> _Set exercise_: Gather up every line that includes the string "Videos".

> _Stored entries_:
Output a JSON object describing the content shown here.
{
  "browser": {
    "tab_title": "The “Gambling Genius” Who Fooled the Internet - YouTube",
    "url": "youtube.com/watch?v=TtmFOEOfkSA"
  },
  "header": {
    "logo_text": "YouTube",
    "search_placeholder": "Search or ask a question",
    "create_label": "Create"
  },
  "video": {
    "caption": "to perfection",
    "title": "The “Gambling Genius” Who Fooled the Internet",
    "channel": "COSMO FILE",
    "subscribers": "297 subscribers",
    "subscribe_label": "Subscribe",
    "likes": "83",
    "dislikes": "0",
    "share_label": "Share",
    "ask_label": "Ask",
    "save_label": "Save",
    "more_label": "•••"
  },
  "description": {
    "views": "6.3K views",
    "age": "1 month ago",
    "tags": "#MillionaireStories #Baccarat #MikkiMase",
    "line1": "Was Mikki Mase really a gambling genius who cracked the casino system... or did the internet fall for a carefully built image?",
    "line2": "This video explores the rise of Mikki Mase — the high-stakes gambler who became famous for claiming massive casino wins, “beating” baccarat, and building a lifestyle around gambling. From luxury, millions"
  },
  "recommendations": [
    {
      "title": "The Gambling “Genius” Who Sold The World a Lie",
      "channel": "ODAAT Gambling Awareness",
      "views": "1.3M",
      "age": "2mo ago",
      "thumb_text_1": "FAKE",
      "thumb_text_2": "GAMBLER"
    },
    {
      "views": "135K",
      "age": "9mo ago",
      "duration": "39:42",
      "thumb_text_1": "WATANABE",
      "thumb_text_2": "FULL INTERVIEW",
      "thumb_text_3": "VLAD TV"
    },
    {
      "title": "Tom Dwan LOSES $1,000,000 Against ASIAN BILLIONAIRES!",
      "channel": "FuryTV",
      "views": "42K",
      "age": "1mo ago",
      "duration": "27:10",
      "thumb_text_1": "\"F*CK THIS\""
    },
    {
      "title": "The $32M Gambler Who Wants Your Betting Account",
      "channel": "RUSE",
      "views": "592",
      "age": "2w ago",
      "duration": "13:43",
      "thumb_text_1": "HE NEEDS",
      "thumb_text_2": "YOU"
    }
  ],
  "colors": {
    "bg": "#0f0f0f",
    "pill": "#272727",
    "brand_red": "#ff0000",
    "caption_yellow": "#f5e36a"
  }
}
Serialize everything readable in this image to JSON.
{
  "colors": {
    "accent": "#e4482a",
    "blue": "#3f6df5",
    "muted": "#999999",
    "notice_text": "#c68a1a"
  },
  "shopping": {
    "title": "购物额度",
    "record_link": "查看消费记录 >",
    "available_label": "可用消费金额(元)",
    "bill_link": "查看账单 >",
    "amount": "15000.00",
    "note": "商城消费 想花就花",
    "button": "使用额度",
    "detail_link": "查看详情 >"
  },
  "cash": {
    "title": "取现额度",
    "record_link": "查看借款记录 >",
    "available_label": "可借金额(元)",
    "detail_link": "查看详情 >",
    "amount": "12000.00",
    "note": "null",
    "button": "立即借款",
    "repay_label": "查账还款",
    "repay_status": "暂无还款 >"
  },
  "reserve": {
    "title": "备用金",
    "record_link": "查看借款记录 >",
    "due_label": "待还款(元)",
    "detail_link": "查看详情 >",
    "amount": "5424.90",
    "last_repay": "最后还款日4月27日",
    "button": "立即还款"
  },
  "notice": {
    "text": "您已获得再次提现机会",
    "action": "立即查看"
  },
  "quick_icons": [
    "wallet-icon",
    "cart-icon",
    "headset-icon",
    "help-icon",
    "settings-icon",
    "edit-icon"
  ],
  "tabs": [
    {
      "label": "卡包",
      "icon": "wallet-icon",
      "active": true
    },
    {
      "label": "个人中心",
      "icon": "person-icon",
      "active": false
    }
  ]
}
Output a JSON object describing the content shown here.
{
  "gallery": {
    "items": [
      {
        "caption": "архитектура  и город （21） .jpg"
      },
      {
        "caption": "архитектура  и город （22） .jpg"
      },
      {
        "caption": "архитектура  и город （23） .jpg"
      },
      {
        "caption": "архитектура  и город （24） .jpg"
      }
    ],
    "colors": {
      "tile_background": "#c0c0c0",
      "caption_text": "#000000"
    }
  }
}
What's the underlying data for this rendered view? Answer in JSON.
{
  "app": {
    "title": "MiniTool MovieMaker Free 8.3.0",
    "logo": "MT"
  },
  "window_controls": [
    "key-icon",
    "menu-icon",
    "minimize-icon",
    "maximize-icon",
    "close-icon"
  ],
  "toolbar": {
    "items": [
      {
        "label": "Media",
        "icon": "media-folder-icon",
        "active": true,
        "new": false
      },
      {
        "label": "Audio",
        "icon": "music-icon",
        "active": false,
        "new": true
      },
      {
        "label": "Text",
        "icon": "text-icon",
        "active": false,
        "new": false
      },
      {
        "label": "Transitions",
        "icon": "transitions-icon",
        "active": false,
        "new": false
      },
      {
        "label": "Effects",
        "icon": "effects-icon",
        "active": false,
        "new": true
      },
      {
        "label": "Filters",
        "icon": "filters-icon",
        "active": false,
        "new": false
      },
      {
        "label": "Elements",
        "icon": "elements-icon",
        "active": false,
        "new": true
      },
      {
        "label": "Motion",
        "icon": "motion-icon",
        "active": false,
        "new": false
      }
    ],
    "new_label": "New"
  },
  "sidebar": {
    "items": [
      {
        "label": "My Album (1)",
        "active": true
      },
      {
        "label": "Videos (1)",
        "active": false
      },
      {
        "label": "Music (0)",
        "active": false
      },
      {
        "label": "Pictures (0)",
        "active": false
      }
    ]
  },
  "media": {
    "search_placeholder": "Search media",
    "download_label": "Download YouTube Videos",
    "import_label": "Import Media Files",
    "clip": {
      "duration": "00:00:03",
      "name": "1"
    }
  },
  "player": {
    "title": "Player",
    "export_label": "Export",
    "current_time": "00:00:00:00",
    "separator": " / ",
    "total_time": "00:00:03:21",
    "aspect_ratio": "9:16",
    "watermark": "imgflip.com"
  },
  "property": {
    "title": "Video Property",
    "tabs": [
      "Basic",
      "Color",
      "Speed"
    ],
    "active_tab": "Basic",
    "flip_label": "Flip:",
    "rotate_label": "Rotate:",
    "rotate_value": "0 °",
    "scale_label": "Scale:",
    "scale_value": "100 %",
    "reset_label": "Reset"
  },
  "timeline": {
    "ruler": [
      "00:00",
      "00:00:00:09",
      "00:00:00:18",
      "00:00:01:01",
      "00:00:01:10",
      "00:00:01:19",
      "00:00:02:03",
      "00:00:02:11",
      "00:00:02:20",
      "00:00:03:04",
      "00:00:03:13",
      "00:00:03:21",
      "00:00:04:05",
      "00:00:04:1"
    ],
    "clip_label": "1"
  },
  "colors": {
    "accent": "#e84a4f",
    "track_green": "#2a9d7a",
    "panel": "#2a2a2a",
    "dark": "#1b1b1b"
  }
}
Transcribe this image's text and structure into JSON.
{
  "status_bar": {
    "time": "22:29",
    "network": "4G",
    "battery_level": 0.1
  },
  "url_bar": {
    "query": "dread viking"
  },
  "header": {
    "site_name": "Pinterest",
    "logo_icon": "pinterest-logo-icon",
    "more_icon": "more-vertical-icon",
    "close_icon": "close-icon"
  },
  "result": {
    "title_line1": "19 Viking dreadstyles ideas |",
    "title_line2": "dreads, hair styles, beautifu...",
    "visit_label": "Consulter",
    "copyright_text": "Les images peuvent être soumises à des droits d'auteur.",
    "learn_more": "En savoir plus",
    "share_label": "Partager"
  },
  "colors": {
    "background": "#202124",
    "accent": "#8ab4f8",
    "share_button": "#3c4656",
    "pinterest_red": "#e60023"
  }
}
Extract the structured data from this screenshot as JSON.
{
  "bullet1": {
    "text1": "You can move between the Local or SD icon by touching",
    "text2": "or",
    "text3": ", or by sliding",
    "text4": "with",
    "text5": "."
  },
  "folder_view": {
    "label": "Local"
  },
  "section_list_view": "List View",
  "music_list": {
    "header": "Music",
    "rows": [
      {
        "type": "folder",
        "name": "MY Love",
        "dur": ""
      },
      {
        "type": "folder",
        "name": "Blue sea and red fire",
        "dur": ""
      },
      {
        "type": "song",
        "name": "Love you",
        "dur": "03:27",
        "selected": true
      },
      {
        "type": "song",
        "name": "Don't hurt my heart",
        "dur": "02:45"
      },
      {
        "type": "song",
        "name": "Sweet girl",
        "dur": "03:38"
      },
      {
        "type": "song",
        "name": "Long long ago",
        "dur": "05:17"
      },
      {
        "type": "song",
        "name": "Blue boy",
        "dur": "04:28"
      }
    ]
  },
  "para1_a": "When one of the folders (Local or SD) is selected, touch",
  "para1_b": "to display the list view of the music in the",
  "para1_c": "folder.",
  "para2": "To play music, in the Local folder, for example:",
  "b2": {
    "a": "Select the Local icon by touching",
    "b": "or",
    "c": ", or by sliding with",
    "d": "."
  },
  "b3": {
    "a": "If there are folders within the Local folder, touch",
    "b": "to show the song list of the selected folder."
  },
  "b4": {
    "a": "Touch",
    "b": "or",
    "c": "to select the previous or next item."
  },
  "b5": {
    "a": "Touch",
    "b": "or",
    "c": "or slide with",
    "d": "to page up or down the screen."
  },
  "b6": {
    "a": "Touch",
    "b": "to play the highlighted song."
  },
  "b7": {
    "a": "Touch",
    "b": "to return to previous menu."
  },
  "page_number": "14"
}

> _Worked answer_:
        "label": "Videos (1)",
    "download_label": "Download YouTube Videos",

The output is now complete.